━━━━━ Exercise data
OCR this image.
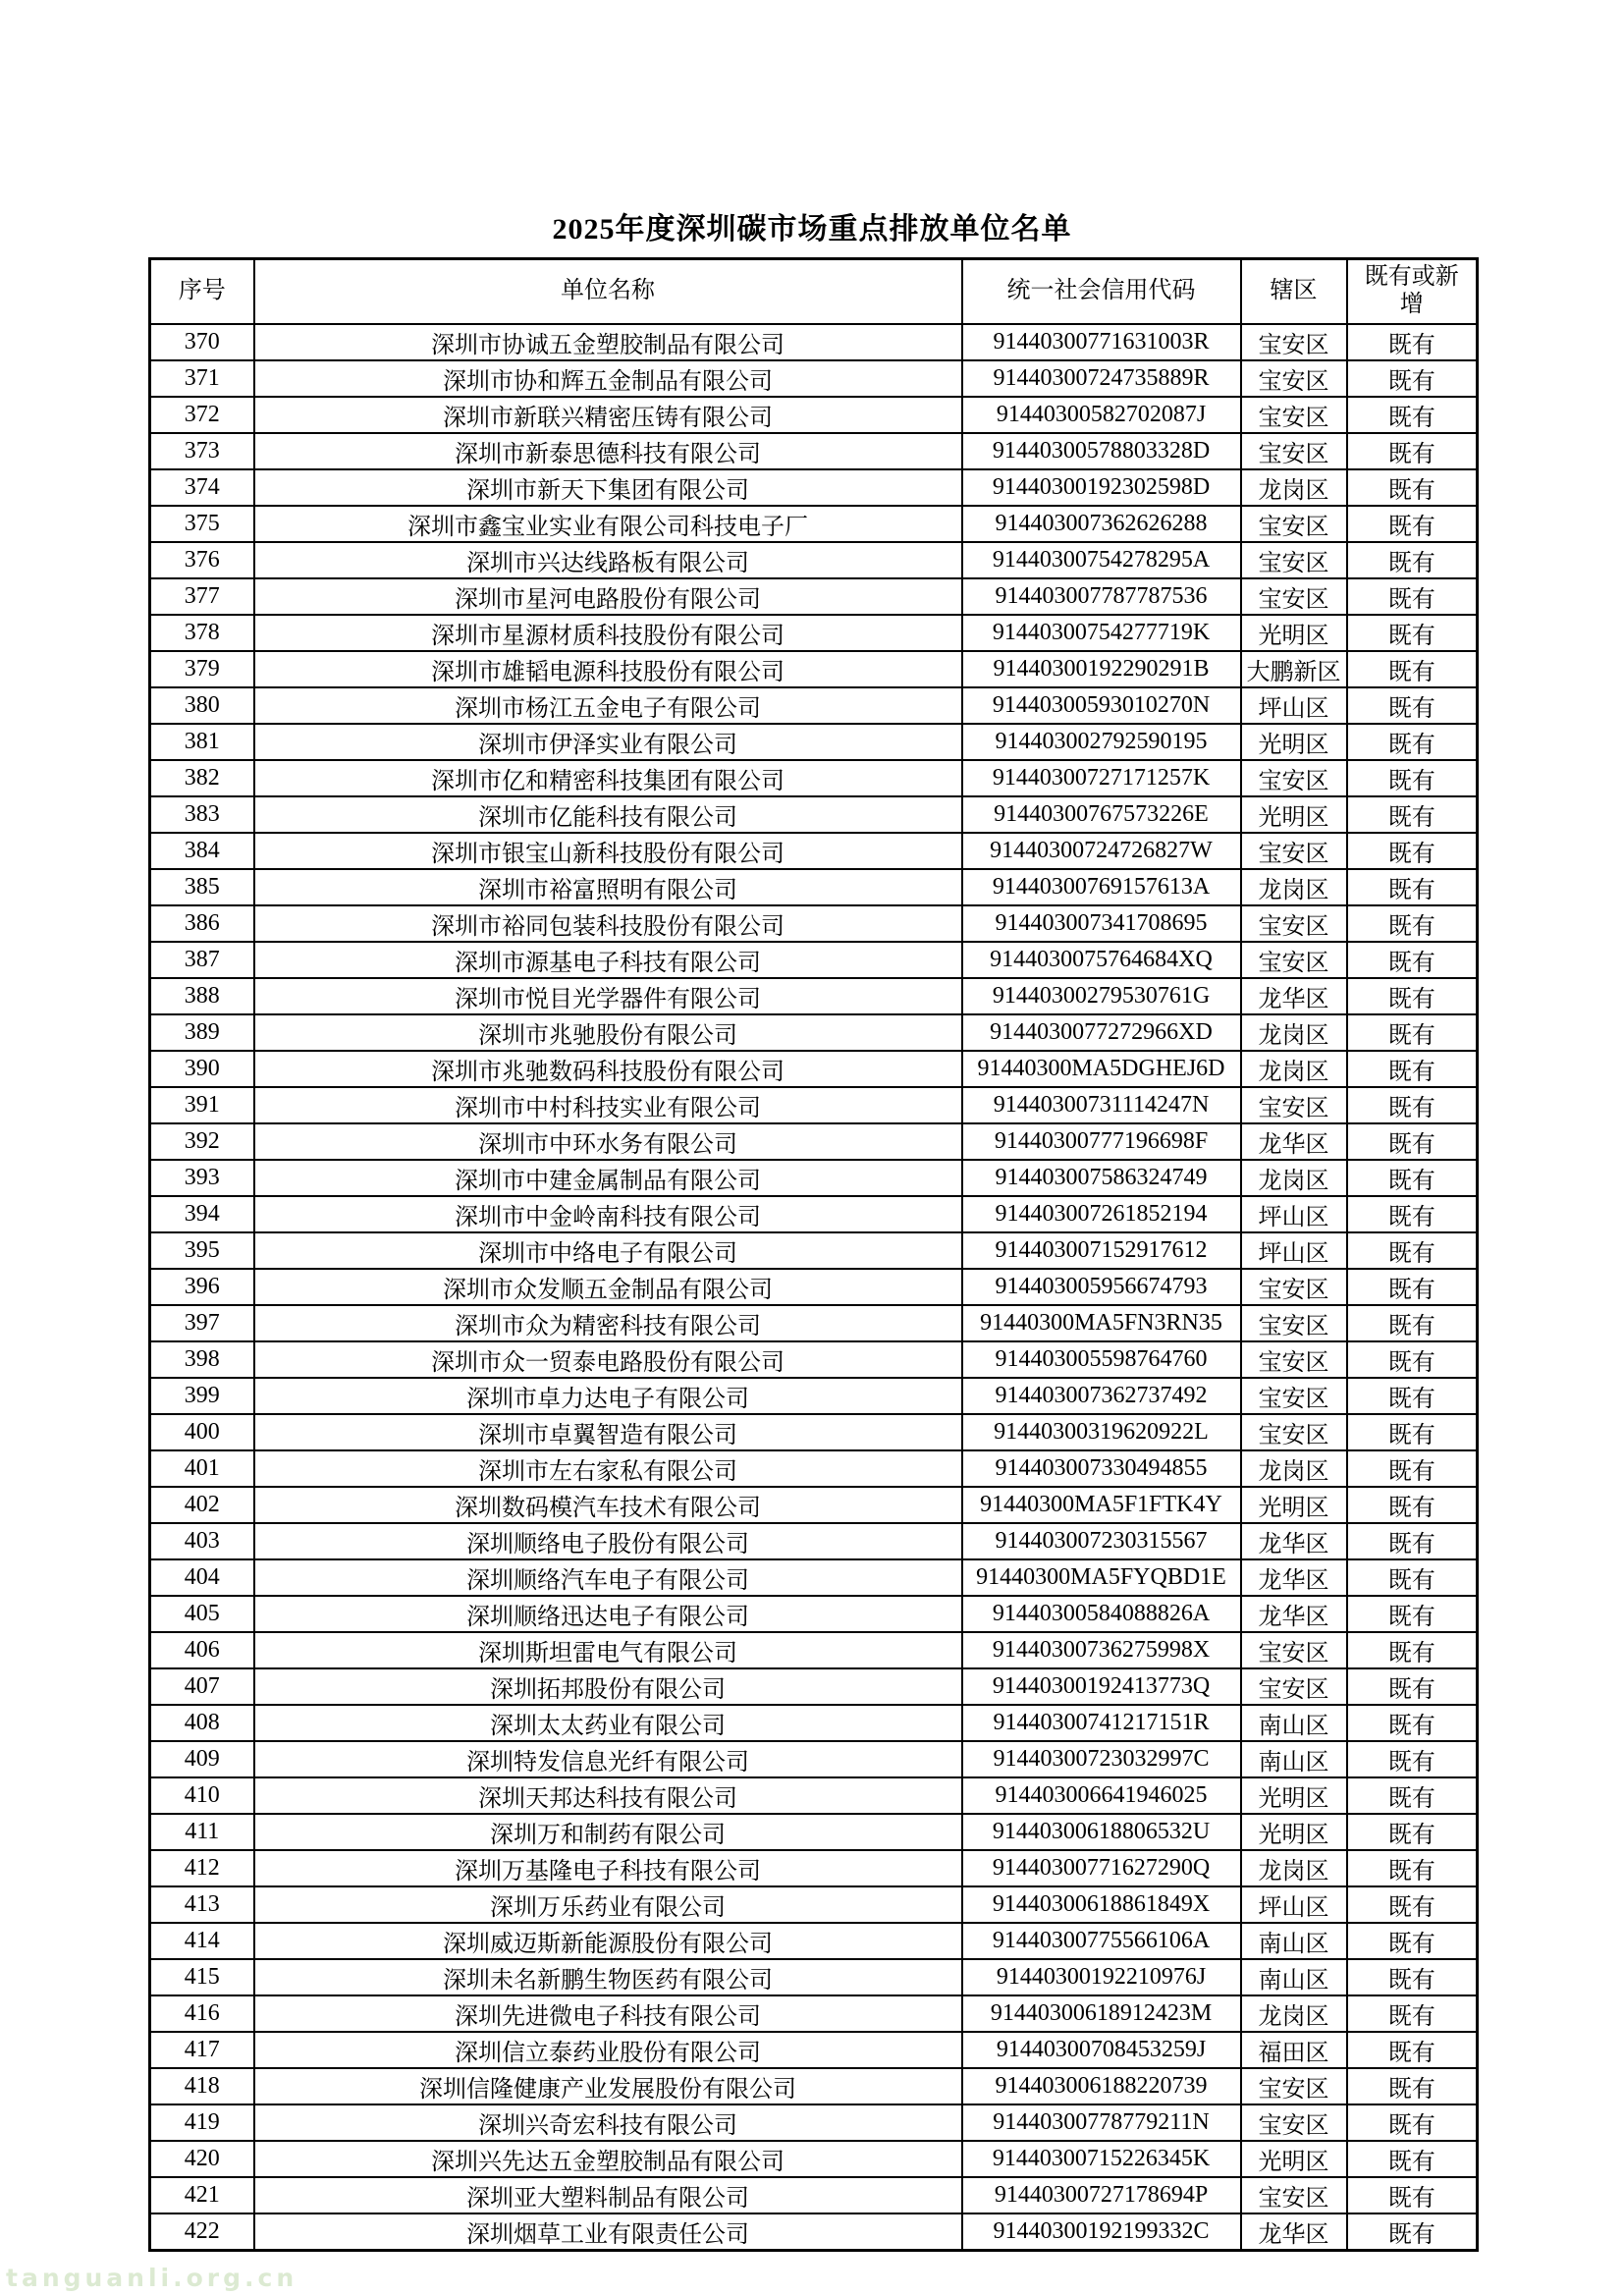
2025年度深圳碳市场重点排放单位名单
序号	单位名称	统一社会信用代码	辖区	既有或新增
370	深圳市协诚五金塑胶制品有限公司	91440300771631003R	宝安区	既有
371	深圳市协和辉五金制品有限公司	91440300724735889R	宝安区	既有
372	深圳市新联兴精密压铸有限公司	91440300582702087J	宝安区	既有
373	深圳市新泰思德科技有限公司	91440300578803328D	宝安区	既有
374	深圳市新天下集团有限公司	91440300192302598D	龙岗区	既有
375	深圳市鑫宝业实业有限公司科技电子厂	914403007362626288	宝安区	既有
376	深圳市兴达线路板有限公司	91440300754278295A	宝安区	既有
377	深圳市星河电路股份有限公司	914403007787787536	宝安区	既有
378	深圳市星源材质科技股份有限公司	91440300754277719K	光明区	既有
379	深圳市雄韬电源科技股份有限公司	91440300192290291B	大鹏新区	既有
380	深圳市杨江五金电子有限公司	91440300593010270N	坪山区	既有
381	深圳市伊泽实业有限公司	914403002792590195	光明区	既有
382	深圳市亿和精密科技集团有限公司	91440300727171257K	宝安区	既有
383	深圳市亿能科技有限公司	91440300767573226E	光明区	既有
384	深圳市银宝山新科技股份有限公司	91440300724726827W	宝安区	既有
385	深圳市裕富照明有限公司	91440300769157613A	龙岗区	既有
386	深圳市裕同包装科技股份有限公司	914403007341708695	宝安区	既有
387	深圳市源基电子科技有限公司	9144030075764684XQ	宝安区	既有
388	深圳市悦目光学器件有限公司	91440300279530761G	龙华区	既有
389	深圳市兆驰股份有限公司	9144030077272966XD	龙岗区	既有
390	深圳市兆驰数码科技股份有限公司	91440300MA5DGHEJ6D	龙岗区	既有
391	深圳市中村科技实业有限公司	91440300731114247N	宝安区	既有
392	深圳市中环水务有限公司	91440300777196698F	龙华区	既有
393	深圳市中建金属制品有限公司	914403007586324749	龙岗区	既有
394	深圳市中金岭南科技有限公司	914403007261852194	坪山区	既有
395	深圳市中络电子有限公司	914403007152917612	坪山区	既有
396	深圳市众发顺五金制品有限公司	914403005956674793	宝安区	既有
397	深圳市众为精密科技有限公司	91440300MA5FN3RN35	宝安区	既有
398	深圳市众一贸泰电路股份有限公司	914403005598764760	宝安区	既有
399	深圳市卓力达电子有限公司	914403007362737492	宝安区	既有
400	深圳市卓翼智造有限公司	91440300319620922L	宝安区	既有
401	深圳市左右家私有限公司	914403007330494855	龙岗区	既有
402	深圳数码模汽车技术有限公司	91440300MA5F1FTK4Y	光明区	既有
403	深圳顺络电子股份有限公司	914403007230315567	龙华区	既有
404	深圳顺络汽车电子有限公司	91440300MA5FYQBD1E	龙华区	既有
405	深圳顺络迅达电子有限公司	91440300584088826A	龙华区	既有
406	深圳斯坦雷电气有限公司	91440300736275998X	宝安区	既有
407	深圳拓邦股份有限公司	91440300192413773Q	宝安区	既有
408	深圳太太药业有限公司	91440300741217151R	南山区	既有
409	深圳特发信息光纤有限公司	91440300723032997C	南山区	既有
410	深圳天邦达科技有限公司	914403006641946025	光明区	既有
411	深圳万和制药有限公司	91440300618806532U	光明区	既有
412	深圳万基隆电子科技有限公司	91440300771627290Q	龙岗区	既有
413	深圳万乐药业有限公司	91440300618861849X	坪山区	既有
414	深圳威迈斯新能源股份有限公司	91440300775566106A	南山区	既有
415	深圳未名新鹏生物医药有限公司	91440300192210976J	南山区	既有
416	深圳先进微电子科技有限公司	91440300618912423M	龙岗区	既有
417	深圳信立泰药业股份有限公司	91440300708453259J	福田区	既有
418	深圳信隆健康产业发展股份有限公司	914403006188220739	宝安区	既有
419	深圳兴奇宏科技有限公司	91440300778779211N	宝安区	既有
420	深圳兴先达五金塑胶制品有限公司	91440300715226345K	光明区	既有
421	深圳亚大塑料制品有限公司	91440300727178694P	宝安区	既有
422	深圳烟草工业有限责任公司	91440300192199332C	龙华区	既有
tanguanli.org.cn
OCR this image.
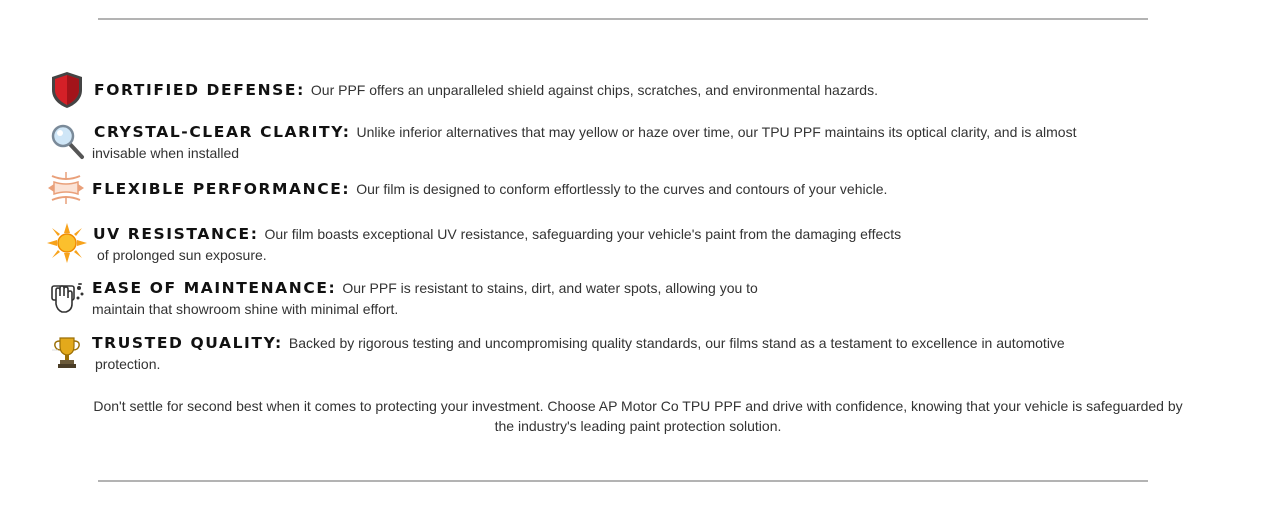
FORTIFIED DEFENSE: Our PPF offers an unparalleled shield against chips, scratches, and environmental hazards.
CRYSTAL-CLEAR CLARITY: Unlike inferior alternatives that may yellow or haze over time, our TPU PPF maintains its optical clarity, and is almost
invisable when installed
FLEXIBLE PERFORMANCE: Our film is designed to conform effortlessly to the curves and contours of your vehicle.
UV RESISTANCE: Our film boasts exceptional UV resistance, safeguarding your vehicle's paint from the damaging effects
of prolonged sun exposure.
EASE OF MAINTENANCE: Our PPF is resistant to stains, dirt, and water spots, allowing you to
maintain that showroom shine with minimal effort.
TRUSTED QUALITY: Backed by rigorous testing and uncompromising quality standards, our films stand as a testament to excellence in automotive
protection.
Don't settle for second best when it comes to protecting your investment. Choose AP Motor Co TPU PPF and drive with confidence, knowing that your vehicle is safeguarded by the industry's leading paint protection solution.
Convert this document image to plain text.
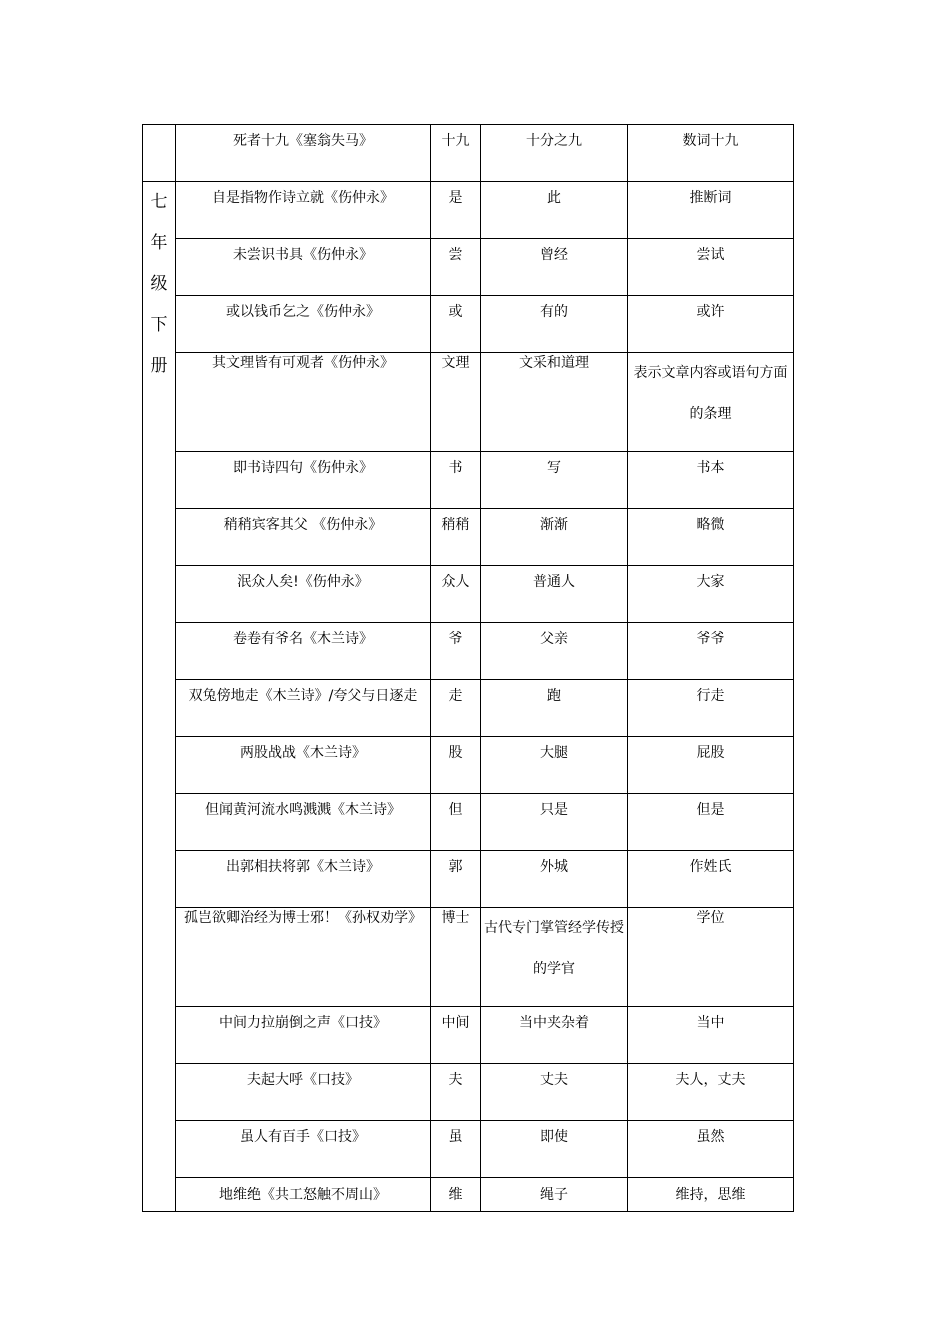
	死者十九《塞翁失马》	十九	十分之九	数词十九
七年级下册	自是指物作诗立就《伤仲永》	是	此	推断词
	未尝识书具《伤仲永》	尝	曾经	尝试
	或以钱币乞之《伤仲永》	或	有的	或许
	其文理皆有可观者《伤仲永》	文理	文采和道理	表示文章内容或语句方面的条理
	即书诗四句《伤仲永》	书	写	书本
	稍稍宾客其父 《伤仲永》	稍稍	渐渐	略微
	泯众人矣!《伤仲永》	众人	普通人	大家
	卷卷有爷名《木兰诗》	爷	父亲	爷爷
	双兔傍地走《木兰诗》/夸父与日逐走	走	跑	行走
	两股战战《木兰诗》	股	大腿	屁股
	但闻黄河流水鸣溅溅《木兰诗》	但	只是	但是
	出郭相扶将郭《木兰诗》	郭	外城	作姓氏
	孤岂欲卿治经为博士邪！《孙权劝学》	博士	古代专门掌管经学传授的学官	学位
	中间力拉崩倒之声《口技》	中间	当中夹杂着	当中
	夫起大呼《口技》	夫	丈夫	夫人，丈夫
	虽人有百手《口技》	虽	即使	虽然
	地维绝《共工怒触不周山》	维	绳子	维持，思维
━━━━━━━━━━
# Short problem
Give the count of lines holding the word "vehicle", with no other words.

# Task response
3